#### PROBLEM STATEMENT
In this exercise, return the whole listing exactly, excluding any images.

# Start of MATERIALS PROVIDED

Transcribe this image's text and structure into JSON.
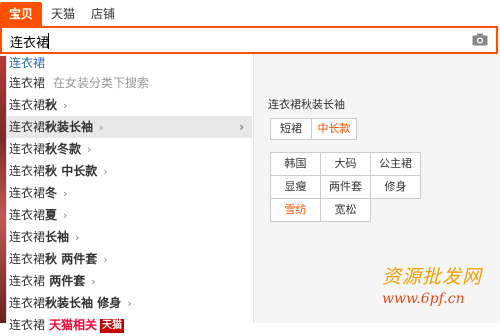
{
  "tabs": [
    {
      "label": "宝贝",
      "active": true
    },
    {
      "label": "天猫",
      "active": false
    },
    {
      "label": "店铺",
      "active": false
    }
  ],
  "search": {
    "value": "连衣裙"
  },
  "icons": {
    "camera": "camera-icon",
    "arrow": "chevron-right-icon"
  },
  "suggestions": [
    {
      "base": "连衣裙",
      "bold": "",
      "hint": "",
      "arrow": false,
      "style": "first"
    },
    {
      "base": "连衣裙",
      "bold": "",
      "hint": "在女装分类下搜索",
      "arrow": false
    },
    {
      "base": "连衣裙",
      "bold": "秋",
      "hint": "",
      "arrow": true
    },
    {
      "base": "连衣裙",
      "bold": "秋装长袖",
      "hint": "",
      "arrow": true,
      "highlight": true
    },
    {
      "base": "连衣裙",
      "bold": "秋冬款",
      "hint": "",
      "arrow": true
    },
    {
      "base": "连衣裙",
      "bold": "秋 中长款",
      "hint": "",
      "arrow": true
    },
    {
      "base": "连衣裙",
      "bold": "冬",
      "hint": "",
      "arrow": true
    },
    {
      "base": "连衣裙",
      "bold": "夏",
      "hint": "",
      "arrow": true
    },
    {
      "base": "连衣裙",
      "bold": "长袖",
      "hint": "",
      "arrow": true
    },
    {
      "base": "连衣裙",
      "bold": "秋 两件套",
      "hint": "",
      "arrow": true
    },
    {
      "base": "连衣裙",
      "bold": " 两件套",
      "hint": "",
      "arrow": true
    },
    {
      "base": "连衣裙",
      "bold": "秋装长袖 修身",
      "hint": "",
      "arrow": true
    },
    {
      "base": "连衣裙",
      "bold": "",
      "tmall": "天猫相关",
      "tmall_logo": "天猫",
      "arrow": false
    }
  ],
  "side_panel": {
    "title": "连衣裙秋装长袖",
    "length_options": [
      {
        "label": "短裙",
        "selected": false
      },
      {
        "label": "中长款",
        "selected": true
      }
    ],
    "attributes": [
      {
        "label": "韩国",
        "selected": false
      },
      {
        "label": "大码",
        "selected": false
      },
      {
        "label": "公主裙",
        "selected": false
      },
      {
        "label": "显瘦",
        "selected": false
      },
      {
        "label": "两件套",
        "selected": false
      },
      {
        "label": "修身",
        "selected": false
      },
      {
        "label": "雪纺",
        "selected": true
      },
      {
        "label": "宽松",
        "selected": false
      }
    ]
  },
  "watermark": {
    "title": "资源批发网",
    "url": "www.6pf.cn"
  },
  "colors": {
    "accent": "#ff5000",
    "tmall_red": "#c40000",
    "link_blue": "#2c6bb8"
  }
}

# End of MATERIALS PROVIDED

#### THE OUTPUT
Transcribe this image's text and structure into JSON.
{
  "tabs": [
    {
      "label": "宝贝",
      "active": true
    },
    {
      "label": "天猫",
      "active": false
    },
    {
      "label": "店铺",
      "active": false
    }
  ],
  "search": {
    "value": "连衣裙"
  },
  "icons": {
    "camera": "camera-icon",
    "arrow": "chevron-right-icon"
  },
  "suggestions": [
    {
      "base": "连衣裙",
      "bold": "",
      "hint": "",
      "arrow": false,
      "style": "first"
    },
    {
      "base": "连衣裙",
      "bold": "",
      "hint": "在女装分类下搜索",
      "arrow": false
    },
    {
      "base": "连衣裙",
      "bold": "秋",
      "hint": "",
      "arrow": true
    },
    {
      "base": "连衣裙",
      "bold": "秋装长袖",
      "hint": "",
      "arrow": true,
      "highlight": true
    },
    {
      "base": "连衣裙",
      "bold": "秋冬款",
      "hint": "",
      "arrow": true
    },
    {
      "base": "连衣裙",
      "bold": "秋 中长款",
      "hint": "",
      "arrow": true
    },
    {
      "base": "连衣裙",
      "bold": "冬",
      "hint": "",
      "arrow": true
    },
    {
      "base": "连衣裙",
      "bold": "夏",
      "hint": "",
      "arrow": true
    },
    {
      "base": "连衣裙",
      "bold": "长袖",
      "hint": "",
      "arrow": true
    },
    {
      "base": "连衣裙",
      "bold": "秋 两件套",
      "hint": "",
      "arrow": true
    },
    {
      "base": "连衣裙",
      "bold": " 两件套",
      "hint": "",
      "arrow": true
    },
    {
      "base": "连衣裙",
      "bold": "秋装长袖 修身",
      "hint": "",
      "arrow": true
    },
    {
      "base": "连衣裙",
      "bold": "",
      "tmall": "天猫相关",
      "tmall_logo": "天猫",
      "arrow": false
    }
  ],
  "side_panel": {
    "title": "连衣裙秋装长袖",
    "length_options": [
      {
        "label": "短裙",
        "selected": false
      },
      {
        "label": "中长款",
        "selected": true
      }
    ],
    "attributes": [
      {
        "label": "韩国",
        "selected": false
      },
      {
        "label": "大码",
        "selected": false
      },
      {
        "label": "公主裙",
        "selected": false
      },
      {
        "label": "显瘦",
        "selected": false
      },
      {
        "label": "两件套",
        "selected": false
      },
      {
        "label": "修身",
        "selected": false
      },
      {
        "label": "雪纺",
        "selected": true
      },
      {
        "label": "宽松",
        "selected": false
      }
    ]
  },
  "watermark": {
    "title": "资源批发网",
    "url": "www.6pf.cn"
  },
  "colors": {
    "accent": "#ff5000",
    "tmall_red": "#c40000",
    "link_blue": "#2c6bb8"
  }
}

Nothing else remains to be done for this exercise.